_What you will do_:
State how many lines of the records contain the string "Could". Give the number alone.

[START OF Listing]

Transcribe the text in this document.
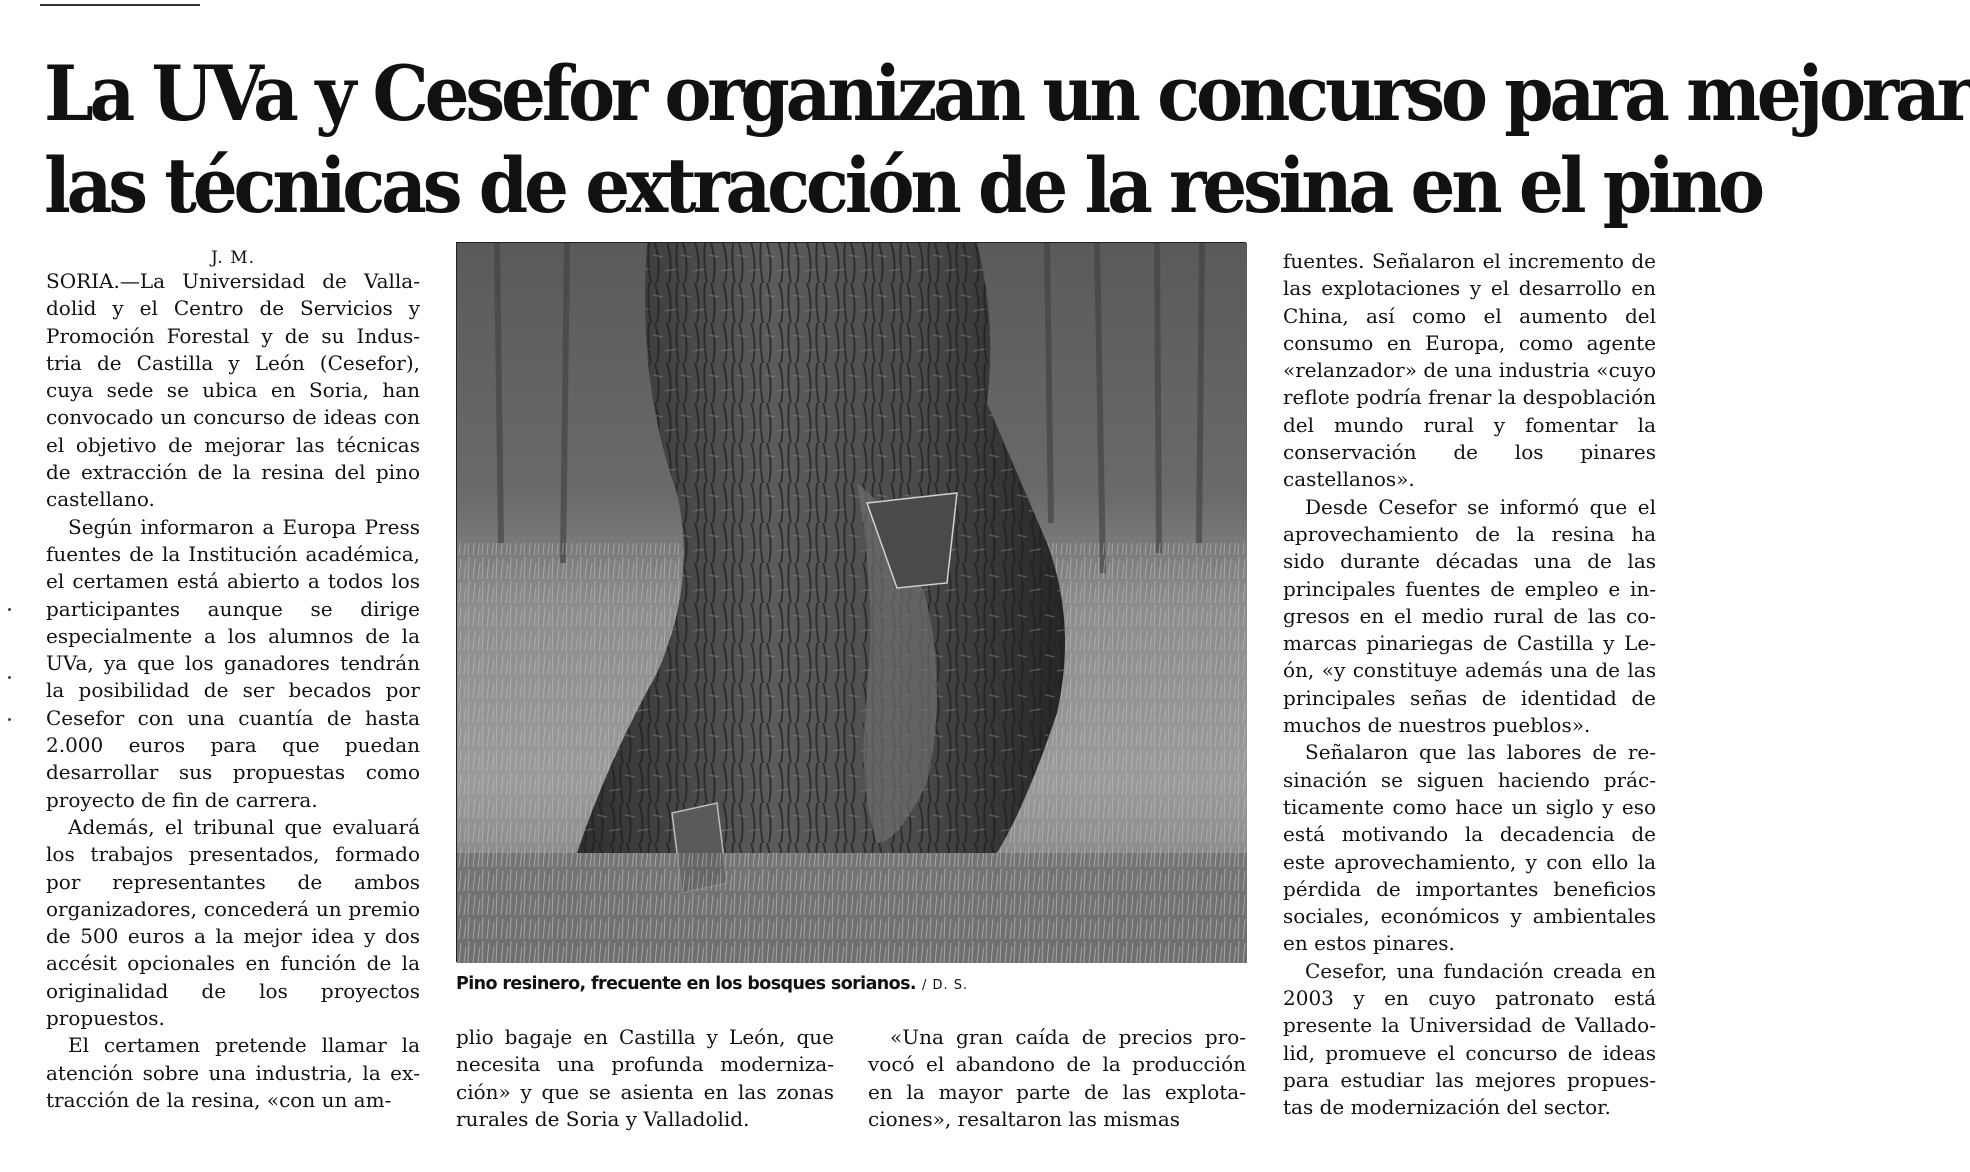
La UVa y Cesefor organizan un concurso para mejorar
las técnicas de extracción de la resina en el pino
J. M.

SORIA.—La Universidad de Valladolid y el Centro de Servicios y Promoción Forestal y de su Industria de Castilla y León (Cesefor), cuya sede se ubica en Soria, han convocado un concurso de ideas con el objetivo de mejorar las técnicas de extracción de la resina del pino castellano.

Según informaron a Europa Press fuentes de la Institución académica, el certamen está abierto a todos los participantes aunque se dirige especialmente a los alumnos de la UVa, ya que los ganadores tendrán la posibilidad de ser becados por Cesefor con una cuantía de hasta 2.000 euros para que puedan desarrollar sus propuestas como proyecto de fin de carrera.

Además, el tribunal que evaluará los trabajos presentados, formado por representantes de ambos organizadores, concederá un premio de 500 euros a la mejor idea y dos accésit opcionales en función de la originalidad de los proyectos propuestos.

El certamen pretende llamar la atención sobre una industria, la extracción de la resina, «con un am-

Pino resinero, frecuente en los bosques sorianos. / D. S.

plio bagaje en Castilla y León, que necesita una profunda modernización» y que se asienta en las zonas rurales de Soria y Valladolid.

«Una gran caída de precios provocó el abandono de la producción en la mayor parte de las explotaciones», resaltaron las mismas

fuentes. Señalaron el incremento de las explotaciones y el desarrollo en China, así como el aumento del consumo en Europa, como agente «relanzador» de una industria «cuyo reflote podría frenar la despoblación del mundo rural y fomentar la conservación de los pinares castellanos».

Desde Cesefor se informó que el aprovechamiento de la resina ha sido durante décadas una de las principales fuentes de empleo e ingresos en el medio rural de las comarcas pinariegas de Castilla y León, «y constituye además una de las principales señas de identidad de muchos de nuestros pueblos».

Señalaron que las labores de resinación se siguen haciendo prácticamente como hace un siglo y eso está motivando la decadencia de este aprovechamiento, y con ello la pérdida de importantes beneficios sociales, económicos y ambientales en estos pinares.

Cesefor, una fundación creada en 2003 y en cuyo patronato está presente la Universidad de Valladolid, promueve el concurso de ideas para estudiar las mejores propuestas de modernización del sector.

[END OF Listing]
[START OF Listing]

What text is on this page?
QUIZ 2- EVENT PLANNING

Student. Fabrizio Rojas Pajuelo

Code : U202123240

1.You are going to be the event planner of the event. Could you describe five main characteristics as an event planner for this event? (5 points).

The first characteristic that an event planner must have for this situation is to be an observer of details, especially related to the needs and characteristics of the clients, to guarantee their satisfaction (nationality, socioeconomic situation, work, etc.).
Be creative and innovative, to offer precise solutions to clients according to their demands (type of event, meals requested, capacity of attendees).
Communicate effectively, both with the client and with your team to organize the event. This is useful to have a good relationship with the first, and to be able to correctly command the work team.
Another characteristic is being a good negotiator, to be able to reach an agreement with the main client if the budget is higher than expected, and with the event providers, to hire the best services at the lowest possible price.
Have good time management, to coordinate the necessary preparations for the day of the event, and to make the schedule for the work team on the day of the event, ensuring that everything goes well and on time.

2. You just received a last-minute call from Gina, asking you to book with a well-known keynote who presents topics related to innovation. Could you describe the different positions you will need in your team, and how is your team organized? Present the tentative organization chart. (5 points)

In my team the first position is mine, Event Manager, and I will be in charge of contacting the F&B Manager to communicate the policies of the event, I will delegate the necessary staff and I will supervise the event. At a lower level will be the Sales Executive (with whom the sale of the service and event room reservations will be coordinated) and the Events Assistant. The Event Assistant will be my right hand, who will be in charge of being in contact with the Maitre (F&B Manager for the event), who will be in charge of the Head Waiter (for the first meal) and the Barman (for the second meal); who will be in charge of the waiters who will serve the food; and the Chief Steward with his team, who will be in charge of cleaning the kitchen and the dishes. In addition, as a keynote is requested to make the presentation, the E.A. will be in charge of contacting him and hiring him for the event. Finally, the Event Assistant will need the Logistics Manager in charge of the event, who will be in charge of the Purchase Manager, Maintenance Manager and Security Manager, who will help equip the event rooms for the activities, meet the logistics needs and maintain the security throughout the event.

[END OF Listing]

_Completed task_:
2